▸ **Exercise**
Give the number of lines in the entries below that contain "FIBROGAMMIN". Write nothing besides it.

▸ **Input for this task**
------------------------------------------------------------
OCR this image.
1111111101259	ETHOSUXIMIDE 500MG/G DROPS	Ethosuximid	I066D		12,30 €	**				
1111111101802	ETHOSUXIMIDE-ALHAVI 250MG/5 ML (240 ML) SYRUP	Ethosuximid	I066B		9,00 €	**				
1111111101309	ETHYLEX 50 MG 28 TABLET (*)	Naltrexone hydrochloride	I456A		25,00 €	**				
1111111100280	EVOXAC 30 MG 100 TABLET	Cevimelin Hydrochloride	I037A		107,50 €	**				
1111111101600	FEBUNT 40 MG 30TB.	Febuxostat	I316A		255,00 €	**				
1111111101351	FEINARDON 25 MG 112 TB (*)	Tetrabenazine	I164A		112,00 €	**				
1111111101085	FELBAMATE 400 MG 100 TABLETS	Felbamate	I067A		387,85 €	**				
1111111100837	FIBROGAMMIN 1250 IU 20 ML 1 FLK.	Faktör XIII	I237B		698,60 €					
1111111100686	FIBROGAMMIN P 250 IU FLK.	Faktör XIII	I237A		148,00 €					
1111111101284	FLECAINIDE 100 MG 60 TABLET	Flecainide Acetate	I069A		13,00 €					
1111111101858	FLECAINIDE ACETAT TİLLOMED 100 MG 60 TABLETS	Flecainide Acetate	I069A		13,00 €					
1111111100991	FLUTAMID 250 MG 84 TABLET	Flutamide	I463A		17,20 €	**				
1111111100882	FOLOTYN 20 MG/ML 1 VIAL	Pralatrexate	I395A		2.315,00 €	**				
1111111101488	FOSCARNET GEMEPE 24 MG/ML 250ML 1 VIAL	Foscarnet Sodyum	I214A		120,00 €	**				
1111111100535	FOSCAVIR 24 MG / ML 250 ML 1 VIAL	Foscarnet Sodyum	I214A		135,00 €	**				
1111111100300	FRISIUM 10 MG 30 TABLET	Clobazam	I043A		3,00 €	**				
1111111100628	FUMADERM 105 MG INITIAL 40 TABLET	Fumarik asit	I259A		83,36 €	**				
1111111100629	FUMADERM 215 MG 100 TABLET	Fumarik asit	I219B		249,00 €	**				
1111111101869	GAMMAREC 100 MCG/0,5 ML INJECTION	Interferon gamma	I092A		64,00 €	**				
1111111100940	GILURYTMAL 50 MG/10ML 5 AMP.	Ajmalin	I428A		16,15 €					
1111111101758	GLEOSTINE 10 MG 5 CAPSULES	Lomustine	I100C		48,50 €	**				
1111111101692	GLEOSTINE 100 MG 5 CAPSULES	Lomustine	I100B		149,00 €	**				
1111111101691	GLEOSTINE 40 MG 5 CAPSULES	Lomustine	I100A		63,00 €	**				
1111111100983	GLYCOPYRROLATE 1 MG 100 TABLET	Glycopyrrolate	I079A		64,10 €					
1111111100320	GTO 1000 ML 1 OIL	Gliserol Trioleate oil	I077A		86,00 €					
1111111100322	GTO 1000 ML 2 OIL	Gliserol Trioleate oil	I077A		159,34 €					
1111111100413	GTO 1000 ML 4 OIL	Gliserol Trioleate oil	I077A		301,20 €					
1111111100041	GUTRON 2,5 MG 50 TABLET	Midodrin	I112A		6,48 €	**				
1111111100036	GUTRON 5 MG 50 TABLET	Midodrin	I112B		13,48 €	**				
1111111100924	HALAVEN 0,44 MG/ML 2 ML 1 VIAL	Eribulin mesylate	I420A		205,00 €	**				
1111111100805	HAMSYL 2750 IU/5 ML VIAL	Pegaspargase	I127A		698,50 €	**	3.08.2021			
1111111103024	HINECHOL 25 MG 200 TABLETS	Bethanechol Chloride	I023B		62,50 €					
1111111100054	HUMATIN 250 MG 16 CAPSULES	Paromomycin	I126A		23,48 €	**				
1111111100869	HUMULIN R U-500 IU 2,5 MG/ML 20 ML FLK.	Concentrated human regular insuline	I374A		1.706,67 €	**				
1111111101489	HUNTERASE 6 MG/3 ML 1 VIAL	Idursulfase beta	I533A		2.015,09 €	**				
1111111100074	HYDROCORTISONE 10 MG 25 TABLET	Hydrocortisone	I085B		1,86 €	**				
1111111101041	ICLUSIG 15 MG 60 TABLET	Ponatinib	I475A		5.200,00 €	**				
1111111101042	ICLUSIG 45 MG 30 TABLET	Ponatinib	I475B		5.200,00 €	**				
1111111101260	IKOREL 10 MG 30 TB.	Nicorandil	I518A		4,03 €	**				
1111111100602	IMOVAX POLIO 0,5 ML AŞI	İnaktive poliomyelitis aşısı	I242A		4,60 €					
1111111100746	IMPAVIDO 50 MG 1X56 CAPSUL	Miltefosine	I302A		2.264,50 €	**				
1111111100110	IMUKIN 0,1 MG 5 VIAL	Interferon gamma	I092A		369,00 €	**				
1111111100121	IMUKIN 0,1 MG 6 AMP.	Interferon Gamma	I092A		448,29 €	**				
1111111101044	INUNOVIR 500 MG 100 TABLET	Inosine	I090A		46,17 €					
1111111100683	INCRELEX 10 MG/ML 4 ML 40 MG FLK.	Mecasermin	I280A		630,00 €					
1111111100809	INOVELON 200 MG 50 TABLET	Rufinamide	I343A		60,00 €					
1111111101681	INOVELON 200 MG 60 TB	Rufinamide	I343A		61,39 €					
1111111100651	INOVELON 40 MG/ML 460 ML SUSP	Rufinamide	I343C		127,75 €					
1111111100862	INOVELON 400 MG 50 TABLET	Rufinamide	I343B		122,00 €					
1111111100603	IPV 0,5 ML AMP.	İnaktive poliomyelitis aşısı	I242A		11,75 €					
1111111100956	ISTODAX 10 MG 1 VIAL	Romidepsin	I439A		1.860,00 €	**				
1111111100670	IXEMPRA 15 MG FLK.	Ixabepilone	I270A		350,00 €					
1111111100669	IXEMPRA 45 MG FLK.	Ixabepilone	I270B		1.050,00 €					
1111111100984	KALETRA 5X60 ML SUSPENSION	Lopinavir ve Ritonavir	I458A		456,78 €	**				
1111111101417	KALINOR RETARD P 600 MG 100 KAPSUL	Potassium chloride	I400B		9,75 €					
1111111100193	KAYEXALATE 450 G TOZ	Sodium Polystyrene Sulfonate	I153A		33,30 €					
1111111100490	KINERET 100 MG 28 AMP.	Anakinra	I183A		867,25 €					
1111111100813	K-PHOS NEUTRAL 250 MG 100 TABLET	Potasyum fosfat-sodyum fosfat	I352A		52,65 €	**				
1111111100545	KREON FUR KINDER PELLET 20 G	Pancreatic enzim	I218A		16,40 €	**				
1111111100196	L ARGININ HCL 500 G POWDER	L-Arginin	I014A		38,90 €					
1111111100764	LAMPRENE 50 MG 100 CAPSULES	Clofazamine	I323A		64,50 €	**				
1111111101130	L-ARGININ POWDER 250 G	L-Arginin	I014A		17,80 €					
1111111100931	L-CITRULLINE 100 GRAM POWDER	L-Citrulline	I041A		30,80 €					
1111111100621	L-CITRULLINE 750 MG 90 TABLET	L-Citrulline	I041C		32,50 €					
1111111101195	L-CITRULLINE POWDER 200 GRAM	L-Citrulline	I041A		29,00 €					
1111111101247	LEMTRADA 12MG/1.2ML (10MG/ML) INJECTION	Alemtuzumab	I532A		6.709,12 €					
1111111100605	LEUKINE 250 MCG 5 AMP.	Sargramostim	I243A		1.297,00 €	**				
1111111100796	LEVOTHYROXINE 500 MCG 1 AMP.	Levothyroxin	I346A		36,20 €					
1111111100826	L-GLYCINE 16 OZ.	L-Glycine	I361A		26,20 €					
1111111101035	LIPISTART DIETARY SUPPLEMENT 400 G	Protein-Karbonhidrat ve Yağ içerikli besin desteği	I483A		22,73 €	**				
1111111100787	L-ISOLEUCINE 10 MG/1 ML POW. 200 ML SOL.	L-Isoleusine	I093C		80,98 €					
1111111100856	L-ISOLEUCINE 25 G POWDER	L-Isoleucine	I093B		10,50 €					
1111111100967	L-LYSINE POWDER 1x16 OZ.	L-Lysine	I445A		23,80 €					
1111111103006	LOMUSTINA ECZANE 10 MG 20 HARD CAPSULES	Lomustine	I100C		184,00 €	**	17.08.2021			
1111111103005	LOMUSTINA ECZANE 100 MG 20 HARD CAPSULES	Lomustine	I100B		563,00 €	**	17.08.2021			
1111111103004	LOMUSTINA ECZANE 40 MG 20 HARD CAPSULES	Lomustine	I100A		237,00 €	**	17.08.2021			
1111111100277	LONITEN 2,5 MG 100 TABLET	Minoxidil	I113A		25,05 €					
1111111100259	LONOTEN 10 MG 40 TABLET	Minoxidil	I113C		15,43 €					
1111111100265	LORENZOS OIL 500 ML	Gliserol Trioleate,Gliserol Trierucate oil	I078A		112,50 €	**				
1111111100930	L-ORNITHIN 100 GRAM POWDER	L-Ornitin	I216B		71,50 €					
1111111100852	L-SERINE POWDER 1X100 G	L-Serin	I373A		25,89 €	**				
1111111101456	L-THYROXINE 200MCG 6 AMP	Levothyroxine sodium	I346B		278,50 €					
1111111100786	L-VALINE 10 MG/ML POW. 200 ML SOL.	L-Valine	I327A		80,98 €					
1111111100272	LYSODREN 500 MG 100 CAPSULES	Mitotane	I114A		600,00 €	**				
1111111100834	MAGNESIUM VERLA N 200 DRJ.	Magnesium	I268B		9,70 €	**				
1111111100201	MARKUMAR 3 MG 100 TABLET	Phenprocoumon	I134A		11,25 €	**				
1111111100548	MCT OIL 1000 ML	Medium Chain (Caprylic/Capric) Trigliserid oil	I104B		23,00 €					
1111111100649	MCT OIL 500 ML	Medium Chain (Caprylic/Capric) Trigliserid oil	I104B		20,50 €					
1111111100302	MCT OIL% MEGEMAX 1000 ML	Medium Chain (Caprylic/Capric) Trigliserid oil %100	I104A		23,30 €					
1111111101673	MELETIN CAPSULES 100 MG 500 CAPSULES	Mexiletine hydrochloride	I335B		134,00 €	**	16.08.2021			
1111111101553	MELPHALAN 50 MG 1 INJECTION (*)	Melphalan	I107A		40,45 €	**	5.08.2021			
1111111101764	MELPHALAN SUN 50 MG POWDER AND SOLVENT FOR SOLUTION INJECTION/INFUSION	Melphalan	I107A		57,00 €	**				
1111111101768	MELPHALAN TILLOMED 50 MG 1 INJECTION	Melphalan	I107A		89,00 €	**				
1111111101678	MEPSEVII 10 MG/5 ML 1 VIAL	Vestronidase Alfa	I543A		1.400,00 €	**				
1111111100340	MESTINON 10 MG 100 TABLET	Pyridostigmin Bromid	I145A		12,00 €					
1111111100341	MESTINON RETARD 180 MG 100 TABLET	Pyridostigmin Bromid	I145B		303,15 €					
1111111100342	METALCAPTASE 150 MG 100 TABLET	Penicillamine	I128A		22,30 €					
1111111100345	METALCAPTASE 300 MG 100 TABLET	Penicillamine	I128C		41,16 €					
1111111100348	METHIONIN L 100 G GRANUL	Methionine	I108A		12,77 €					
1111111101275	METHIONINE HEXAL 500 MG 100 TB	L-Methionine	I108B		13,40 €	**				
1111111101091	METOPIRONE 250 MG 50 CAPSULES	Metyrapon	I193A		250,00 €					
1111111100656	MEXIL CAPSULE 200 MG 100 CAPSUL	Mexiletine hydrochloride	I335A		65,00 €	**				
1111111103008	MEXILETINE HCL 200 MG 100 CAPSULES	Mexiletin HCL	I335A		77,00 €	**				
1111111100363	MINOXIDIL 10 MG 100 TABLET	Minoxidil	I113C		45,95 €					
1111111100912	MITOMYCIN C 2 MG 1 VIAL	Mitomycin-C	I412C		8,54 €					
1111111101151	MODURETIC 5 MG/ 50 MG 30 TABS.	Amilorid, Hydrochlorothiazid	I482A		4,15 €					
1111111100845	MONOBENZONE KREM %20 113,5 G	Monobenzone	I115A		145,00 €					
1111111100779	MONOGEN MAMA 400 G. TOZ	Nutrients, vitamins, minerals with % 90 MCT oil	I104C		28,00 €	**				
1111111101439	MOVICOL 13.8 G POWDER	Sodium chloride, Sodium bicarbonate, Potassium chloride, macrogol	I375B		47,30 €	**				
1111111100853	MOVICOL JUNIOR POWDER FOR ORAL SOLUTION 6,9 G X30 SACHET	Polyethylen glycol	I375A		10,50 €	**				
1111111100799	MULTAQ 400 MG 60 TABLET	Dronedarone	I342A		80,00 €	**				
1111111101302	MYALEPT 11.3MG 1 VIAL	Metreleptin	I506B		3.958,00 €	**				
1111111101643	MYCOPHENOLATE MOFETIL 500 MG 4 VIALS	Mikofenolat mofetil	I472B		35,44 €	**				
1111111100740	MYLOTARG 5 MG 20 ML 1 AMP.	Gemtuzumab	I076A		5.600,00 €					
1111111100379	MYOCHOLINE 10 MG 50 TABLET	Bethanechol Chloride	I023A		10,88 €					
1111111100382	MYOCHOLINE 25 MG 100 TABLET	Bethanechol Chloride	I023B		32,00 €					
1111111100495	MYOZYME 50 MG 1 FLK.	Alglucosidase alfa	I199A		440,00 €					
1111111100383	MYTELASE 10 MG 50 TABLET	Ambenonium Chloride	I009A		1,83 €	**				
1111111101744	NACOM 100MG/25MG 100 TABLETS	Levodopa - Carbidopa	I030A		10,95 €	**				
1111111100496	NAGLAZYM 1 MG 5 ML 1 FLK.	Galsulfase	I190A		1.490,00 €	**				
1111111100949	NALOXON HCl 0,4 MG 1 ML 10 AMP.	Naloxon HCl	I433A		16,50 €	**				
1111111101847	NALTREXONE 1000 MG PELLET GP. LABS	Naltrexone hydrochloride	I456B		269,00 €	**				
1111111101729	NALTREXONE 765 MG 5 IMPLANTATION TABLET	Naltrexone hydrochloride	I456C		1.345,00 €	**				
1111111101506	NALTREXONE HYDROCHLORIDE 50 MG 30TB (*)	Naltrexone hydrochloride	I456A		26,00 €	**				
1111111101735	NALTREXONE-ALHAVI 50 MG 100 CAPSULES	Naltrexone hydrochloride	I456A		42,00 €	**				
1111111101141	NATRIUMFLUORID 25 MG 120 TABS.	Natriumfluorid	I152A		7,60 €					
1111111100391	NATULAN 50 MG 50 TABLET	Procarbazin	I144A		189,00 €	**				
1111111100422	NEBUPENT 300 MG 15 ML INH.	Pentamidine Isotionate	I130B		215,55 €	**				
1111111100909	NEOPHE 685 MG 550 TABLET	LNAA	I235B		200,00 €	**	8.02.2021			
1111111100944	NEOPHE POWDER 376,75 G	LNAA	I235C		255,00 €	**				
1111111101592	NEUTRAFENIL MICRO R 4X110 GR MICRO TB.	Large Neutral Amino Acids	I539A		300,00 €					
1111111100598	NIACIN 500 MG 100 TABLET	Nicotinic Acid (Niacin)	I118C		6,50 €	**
------------------------------------------------------------
▸ **Solution**
2